Find the word "proto" in the material below and gather every line that contains it.
===== Records supplied =====
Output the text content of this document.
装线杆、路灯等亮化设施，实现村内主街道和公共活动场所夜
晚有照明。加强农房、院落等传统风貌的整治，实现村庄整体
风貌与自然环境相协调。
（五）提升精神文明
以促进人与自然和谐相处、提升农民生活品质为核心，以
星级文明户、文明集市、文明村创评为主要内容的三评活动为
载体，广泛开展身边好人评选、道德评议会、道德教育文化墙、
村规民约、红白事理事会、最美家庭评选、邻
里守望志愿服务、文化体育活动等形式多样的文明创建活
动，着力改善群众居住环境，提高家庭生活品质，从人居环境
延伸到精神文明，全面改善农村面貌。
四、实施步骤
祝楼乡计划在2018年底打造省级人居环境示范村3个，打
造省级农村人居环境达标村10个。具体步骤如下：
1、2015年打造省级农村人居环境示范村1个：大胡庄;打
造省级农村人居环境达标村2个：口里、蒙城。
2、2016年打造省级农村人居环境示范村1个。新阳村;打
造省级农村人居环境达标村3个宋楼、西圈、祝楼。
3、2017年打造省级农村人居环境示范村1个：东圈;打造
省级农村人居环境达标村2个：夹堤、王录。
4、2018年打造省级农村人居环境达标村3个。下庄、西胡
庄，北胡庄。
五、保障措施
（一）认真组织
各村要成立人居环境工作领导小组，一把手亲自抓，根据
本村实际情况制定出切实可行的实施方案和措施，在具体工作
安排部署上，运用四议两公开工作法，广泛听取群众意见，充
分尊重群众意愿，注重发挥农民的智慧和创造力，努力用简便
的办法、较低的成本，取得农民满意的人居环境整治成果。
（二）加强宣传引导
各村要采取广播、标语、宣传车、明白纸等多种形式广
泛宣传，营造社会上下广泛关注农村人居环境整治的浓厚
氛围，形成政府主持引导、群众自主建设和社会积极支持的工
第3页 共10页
=====
===== Records supplied =====
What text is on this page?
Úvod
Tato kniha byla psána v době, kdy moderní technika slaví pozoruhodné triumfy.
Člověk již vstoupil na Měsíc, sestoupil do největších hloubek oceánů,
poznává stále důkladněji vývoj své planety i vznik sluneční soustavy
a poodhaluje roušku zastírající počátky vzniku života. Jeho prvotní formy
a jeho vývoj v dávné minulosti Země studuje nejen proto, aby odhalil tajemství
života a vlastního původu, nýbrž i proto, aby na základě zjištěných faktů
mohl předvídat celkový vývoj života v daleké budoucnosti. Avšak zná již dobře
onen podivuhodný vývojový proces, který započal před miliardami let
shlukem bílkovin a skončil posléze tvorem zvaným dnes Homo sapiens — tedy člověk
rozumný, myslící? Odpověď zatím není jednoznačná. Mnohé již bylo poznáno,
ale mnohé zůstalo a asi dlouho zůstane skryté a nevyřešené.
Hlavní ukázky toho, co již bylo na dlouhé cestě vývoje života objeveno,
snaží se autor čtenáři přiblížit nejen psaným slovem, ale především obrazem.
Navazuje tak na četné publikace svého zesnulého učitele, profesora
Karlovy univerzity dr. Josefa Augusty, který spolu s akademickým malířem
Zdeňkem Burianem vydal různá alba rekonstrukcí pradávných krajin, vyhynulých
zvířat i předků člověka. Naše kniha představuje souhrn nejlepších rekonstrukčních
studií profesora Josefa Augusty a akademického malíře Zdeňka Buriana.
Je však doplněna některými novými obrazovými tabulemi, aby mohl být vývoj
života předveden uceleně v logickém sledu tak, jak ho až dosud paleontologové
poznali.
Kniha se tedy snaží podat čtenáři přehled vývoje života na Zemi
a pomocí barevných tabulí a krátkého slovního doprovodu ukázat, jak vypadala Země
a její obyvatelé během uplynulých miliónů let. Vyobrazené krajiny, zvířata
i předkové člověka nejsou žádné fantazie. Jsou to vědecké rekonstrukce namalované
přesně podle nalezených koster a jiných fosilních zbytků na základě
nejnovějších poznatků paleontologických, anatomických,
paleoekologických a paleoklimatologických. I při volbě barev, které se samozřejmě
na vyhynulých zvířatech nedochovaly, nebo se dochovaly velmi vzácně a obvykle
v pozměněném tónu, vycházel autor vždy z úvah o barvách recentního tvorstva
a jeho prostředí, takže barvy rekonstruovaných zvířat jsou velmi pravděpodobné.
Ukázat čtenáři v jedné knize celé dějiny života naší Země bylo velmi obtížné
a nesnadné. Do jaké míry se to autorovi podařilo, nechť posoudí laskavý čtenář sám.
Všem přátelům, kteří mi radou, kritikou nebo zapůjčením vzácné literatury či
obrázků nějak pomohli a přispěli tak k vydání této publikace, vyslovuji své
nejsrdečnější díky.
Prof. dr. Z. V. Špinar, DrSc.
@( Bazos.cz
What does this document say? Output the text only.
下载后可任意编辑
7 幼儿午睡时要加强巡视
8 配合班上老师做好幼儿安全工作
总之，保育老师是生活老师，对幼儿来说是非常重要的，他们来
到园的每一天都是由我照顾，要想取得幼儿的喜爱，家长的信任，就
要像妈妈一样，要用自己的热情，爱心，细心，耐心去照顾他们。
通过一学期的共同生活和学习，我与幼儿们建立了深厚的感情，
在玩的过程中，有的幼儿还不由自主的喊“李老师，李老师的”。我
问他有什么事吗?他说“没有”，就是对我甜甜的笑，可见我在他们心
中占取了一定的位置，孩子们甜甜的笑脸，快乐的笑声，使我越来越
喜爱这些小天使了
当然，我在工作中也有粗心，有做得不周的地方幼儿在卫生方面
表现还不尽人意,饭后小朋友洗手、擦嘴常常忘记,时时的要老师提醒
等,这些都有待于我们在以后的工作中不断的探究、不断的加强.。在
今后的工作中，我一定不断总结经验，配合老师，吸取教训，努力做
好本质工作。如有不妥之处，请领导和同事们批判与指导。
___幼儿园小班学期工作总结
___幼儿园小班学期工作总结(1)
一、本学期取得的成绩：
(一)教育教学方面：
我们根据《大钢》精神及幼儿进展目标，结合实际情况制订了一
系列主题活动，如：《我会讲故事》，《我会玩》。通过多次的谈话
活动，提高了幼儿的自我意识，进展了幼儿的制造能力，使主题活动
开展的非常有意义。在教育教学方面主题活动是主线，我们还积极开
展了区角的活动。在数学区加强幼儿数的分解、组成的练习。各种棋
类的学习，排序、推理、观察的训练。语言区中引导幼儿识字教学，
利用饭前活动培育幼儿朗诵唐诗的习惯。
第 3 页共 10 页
=====
===== Records supplied =====
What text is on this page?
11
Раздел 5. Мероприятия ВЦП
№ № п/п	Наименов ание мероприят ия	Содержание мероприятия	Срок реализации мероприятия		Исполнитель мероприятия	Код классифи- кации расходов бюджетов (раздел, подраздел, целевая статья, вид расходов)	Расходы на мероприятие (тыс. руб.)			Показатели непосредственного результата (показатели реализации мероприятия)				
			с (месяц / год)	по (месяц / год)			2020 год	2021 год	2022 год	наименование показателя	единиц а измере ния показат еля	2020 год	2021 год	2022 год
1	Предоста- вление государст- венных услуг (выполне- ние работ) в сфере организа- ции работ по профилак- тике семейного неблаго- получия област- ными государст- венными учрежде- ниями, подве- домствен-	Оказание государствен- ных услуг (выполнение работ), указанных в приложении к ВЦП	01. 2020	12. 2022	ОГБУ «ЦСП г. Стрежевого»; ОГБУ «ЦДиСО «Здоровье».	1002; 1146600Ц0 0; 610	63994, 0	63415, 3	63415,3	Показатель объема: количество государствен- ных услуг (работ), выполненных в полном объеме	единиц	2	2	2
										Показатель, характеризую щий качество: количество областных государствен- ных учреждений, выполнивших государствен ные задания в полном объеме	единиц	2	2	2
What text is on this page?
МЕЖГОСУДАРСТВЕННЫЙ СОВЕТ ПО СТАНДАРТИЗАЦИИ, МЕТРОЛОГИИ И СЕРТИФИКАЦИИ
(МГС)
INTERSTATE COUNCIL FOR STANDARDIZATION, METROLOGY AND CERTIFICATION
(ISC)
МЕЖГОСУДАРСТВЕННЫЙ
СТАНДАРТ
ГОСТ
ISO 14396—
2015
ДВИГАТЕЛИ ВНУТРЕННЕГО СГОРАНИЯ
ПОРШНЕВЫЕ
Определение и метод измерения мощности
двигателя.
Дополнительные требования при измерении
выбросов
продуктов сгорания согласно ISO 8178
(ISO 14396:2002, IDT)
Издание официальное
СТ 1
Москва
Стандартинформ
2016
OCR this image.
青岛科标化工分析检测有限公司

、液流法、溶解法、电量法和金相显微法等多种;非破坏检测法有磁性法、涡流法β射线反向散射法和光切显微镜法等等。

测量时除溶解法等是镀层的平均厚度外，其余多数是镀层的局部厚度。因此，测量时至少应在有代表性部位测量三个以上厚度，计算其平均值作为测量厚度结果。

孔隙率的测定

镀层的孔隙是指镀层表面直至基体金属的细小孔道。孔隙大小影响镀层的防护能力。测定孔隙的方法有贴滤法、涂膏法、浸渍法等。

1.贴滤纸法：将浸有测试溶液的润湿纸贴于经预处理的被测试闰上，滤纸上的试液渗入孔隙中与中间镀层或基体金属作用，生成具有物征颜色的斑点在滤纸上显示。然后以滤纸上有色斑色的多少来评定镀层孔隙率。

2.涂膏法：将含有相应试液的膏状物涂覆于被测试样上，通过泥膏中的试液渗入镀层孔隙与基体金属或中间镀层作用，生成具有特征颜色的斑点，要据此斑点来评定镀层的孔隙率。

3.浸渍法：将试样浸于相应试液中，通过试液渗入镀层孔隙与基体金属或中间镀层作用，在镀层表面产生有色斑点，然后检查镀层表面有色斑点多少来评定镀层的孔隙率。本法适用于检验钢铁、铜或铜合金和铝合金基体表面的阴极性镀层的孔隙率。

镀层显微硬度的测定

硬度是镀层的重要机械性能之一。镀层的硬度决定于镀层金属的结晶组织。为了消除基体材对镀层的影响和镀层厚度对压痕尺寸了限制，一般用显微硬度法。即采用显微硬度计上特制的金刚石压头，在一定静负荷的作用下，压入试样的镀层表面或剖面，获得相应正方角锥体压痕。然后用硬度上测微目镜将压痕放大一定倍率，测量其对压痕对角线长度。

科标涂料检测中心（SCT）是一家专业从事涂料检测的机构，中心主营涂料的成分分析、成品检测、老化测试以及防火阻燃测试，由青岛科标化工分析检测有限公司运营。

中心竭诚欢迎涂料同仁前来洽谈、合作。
=====
**Result**
a jeho vývoj v dávné minulosti Země studuje nejen proto, aby odhalil tajemství
života a vlastního původu, nýbrž i proto, aby na základě zjištěných faktů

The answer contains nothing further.